The task.
Every record below should be printed exactly as it appears.

-- Start of Exercise materials --

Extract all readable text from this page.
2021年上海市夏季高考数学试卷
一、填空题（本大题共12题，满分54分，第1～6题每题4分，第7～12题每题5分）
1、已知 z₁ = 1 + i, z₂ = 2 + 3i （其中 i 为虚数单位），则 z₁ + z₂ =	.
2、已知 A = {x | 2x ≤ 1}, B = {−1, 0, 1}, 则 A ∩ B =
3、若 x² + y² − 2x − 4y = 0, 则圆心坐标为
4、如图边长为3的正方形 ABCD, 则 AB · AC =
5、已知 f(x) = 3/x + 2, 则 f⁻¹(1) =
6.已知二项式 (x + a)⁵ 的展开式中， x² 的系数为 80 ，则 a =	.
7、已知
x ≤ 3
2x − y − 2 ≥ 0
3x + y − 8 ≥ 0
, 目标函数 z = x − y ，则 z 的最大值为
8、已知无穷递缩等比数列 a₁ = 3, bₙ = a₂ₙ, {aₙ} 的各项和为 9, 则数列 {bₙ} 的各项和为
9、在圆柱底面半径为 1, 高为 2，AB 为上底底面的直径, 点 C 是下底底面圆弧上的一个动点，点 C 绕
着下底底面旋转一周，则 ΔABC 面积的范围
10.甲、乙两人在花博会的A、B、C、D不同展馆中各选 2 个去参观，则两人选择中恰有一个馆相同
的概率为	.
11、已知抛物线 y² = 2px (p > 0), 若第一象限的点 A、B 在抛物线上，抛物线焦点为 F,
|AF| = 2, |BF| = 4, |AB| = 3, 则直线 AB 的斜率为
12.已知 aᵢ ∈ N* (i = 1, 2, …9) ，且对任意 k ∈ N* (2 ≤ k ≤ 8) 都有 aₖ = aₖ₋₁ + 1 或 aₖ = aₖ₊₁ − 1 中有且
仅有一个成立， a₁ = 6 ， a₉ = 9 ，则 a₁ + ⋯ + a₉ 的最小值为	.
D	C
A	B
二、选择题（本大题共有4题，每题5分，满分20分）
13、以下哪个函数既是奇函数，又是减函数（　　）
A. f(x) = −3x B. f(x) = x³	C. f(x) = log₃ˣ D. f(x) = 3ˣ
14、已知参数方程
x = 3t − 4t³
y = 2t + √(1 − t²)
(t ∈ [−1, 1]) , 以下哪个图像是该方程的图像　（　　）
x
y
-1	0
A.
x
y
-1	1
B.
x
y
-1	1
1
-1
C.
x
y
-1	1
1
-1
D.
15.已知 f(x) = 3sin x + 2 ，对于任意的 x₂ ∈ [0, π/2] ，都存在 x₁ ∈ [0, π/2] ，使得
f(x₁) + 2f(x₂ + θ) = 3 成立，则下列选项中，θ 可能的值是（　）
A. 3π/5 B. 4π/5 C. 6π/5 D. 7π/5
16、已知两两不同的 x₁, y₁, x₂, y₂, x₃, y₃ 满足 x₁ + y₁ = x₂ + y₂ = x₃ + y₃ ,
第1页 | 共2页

-- End of Exercise materials --

Output below.
Extract all readable text from this page.
2021年上海市夏季高考数学试卷
一、填空题（本大题共12题，满分54分，第1～6题每题4分，第7～12题每题5分）
1、已知 z₁ = 1 + i, z₂ = 2 + 3i （其中 i 为虚数单位），则 z₁ + z₂ =	.
2、已知 A = {x | 2x ≤ 1}, B = {−1, 0, 1}, 则 A ∩ B =
3、若 x² + y² − 2x − 4y = 0, 则圆心坐标为
4、如图边长为3的正方形 ABCD, 则 AB · AC =
5、已知 f(x) = 3/x + 2, 则 f⁻¹(1) =
6.已知二项式 (x + a)⁵ 的展开式中， x² 的系数为 80 ，则 a =	.
7、已知
x ≤ 3
2x − y − 2 ≥ 0
3x + y − 8 ≥ 0
, 目标函数 z = x − y ，则 z 的最大值为
8、已知无穷递缩等比数列 a₁ = 3, bₙ = a₂ₙ, {aₙ} 的各项和为 9, 则数列 {bₙ} 的各项和为
9、在圆柱底面半径为 1, 高为 2，AB 为上底底面的直径, 点 C 是下底底面圆弧上的一个动点，点 C 绕
着下底底面旋转一周，则 ΔABC 面积的范围
10.甲、乙两人在花博会的A、B、C、D不同展馆中各选 2 个去参观，则两人选择中恰有一个馆相同
的概率为	.
11、已知抛物线 y² = 2px (p > 0), 若第一象限的点 A、B 在抛物线上，抛物线焦点为 F,
|AF| = 2, |BF| = 4, |AB| = 3, 则直线 AB 的斜率为
12.已知 aᵢ ∈ N* (i = 1, 2, …9) ，且对任意 k ∈ N* (2 ≤ k ≤ 8) 都有 aₖ = aₖ₋₁ + 1 或 aₖ = aₖ₊₁ − 1 中有且
仅有一个成立， a₁ = 6 ， a₉ = 9 ，则 a₁ + ⋯ + a₉ 的最小值为	.
D	C
A	B
二、选择题（本大题共有4题，每题5分，满分20分）
13、以下哪个函数既是奇函数，又是减函数（　　）
A. f(x) = −3x B. f(x) = x³	C. f(x) = log₃ˣ D. f(x) = 3ˣ
14、已知参数方程
x = 3t − 4t³
y = 2t + √(1 − t²)
(t ∈ [−1, 1]) , 以下哪个图像是该方程的图像　（　　）
x
y
-1	0
A.
x
y
-1	1
B.
x
y
-1	1
1
-1
C.
x
y
-1	1
1
-1
D.
15.已知 f(x) = 3sin x + 2 ，对于任意的 x₂ ∈ [0, π/2] ，都存在 x₁ ∈ [0, π/2] ，使得
f(x₁) + 2f(x₂ + θ) = 3 成立，则下列选项中，θ 可能的值是（　）
A. 3π/5 B. 4π/5 C. 6π/5 D. 7π/5
16、已知两两不同的 x₁, y₁, x₂, y₂, x₃, y₃ 满足 x₁ + y₁ = x₂ + y₂ = x₃ + y₃ ,
第1页 | 共2页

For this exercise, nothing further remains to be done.